[Collected data entries]
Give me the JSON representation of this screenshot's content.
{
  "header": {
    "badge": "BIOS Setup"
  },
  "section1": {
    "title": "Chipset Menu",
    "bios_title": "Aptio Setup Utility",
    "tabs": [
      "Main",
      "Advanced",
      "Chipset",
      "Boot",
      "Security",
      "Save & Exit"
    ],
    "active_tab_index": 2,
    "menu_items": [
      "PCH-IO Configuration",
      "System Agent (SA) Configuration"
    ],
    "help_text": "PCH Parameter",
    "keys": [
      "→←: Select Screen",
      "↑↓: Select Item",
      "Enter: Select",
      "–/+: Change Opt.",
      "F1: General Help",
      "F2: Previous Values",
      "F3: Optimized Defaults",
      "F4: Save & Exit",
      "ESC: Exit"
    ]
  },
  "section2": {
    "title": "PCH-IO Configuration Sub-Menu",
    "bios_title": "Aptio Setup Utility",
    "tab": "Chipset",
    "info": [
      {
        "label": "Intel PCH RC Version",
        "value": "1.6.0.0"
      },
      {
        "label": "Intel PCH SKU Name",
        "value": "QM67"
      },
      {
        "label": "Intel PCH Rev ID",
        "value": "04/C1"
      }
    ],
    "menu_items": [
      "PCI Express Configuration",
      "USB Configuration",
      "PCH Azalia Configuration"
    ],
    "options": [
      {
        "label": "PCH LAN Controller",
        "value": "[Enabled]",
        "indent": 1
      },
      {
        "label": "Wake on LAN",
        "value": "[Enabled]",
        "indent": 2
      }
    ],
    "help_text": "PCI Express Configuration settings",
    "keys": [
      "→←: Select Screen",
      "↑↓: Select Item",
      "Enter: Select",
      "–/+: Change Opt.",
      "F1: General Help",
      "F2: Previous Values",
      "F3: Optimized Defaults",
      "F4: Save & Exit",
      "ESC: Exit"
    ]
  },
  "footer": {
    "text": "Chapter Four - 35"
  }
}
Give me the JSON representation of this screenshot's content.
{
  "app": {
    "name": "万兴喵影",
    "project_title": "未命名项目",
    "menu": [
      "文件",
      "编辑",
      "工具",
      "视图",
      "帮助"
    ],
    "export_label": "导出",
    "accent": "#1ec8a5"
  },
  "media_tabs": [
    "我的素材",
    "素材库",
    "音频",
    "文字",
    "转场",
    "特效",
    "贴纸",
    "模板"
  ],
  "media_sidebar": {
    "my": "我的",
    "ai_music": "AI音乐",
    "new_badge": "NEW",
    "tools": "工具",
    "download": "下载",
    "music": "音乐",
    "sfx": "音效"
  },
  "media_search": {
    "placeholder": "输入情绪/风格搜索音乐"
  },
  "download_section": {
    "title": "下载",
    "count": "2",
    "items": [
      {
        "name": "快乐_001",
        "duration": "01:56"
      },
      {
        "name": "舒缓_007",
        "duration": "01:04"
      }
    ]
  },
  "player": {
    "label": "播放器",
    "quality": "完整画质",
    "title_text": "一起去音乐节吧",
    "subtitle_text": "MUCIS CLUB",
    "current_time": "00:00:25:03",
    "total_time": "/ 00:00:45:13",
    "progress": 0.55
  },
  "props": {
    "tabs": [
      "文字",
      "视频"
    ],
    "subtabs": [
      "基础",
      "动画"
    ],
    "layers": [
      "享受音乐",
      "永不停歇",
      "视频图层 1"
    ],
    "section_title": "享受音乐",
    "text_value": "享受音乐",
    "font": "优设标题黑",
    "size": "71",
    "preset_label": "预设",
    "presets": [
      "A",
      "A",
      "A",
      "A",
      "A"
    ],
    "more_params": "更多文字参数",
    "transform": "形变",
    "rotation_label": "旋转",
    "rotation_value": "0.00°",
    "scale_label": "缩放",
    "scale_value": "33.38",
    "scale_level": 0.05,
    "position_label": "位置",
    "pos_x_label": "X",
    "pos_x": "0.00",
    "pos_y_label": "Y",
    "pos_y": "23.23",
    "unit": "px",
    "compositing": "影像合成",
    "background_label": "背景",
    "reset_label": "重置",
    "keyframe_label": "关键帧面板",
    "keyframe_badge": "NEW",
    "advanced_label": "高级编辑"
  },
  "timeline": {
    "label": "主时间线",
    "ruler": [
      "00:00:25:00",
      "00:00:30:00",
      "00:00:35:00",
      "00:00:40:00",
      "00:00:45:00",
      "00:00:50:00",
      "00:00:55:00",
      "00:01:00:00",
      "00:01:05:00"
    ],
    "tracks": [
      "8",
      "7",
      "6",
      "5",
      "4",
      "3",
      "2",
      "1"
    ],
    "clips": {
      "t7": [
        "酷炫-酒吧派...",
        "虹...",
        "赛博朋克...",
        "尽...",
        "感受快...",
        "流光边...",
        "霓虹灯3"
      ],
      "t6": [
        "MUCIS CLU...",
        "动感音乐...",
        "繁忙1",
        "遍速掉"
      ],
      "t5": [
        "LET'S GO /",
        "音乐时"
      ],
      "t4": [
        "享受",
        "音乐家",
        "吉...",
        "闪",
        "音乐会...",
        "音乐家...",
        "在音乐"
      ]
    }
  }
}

**STATED PROBLEM:**
Return each entry from above without altering a single character.

**SOLUTION TO THIS EXERCISE:**
Give me the JSON representation of this screenshot's content.
{
  "header": {
    "badge": "BIOS Setup"
  },
  "section1": {
    "title": "Chipset Menu",
    "bios_title": "Aptio Setup Utility",
    "tabs": [
      "Main",
      "Advanced",
      "Chipset",
      "Boot",
      "Security",
      "Save & Exit"
    ],
    "active_tab_index": 2,
    "menu_items": [
      "PCH-IO Configuration",
      "System Agent (SA) Configuration"
    ],
    "help_text": "PCH Parameter",
    "keys": [
      "→←: Select Screen",
      "↑↓: Select Item",
      "Enter: Select",
      "–/+: Change Opt.",
      "F1: General Help",
      "F2: Previous Values",
      "F3: Optimized Defaults",
      "F4: Save & Exit",
      "ESC: Exit"
    ]
  },
  "section2": {
    "title": "PCH-IO Configuration Sub-Menu",
    "bios_title": "Aptio Setup Utility",
    "tab": "Chipset",
    "info": [
      {
        "label": "Intel PCH RC Version",
        "value": "1.6.0.0"
      },
      {
        "label": "Intel PCH SKU Name",
        "value": "QM67"
      },
      {
        "label": "Intel PCH Rev ID",
        "value": "04/C1"
      }
    ],
    "menu_items": [
      "PCI Express Configuration",
      "USB Configuration",
      "PCH Azalia Configuration"
    ],
    "options": [
      {
        "label": "PCH LAN Controller",
        "value": "[Enabled]",
        "indent": 1
      },
      {
        "label": "Wake on LAN",
        "value": "[Enabled]",
        "indent": 2
      }
    ],
    "help_text": "PCI Express Configuration settings",
    "keys": [
      "→←: Select Screen",
      "↑↓: Select Item",
      "Enter: Select",
      "–/+: Change Opt.",
      "F1: General Help",
      "F2: Previous Values",
      "F3: Optimized Defaults",
      "F4: Save & Exit",
      "ESC: Exit"
    ]
  },
  "footer": {
    "text": "Chapter Four - 35"
  }
}
Give me the JSON representation of this screenshot's content.
{
  "app": {
    "name": "万兴喵影",
    "project_title": "未命名项目",
    "menu": [
      "文件",
      "编辑",
      "工具",
      "视图",
      "帮助"
    ],
    "export_label": "导出",
    "accent": "#1ec8a5"
  },
  "media_tabs": [
    "我的素材",
    "素材库",
    "音频",
    "文字",
    "转场",
    "特效",
    "贴纸",
    "模板"
  ],
  "media_sidebar": {
    "my": "我的",
    "ai_music": "AI音乐",
    "new_badge": "NEW",
    "tools": "工具",
    "download": "下载",
    "music": "音乐",
    "sfx": "音效"
  },
  "media_search": {
    "placeholder": "输入情绪/风格搜索音乐"
  },
  "download_section": {
    "title": "下载",
    "count": "2",
    "items": [
      {
        "name": "快乐_001",
        "duration": "01:56"
      },
      {
        "name": "舒缓_007",
        "duration": "01:04"
      }
    ]
  },
  "player": {
    "label": "播放器",
    "quality": "完整画质",
    "title_text": "一起去音乐节吧",
    "subtitle_text": "MUCIS CLUB",
    "current_time": "00:00:25:03",
    "total_time": "/ 00:00:45:13",
    "progress": 0.55
  },
  "props": {
    "tabs": [
      "文字",
      "视频"
    ],
    "subtabs": [
      "基础",
      "动画"
    ],
    "layers": [
      "享受音乐",
      "永不停歇",
      "视频图层 1"
    ],
    "section_title": "享受音乐",
    "text_value": "享受音乐",
    "font": "优设标题黑",
    "size": "71",
    "preset_label": "预设",
    "presets": [
      "A",
      "A",
      "A",
      "A",
      "A"
    ],
    "more_params": "更多文字参数",
    "transform": "形变",
    "rotation_label": "旋转",
    "rotation_value": "0.00°",
    "scale_label": "缩放",
    "scale_value": "33.38",
    "scale_level": 0.05,
    "position_label": "位置",
    "pos_x_label": "X",
    "pos_x": "0.00",
    "pos_y_label": "Y",
    "pos_y": "23.23",
    "unit": "px",
    "compositing": "影像合成",
    "background_label": "背景",
    "reset_label": "重置",
    "keyframe_label": "关键帧面板",
    "keyframe_badge": "NEW",
    "advanced_label": "高级编辑"
  },
  "timeline": {
    "label": "主时间线",
    "ruler": [
      "00:00:25:00",
      "00:00:30:00",
      "00:00:35:00",
      "00:00:40:00",
      "00:00:45:00",
      "00:00:50:00",
      "00:00:55:00",
      "00:01:00:00",
      "00:01:05:00"
    ],
    "tracks": [
      "8",
      "7",
      "6",
      "5",
      "4",
      "3",
      "2",
      "1"
    ],
    "clips": {
      "t7": [
        "酷炫-酒吧派...",
        "虹...",
        "赛博朋克...",
        "尽...",
        "感受快...",
        "流光边...",
        "霓虹灯3"
      ],
      "t6": [
        "MUCIS CLU...",
        "动感音乐...",
        "繁忙1",
        "遍速掉"
      ],
      "t5": [
        "LET'S GO /",
        "音乐时"
      ],
      "t4": [
        "享受",
        "音乐家",
        "吉...",
        "闪",
        "音乐会...",
        "音乐家...",
        "在音乐"
      ]
    }
  }
}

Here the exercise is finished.